• What is required
Go through the records underneath and count the lines that include the string "imbricatim". Give nothing but the number.

• Material for this exercise
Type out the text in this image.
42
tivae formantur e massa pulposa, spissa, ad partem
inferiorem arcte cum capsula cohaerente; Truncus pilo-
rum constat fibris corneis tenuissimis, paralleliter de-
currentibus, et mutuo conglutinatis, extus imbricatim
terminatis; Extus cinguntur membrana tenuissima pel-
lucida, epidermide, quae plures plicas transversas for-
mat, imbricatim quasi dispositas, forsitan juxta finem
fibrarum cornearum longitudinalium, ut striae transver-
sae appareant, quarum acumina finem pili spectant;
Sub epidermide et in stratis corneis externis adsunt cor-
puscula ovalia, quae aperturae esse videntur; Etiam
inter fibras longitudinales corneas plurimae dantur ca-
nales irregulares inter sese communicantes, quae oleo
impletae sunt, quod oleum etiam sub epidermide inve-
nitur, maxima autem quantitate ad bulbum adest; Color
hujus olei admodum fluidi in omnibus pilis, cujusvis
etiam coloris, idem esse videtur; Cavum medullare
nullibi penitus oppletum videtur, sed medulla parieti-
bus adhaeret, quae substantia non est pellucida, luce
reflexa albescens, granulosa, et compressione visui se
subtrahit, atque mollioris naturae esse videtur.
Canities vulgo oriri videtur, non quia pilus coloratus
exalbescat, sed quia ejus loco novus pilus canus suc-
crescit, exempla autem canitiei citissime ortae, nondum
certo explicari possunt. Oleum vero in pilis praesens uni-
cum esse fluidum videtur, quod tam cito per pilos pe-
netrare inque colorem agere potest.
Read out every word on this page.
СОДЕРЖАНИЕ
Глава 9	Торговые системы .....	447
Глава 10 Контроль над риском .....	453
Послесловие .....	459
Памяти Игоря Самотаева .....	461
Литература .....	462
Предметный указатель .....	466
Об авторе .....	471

• Reply to the task
2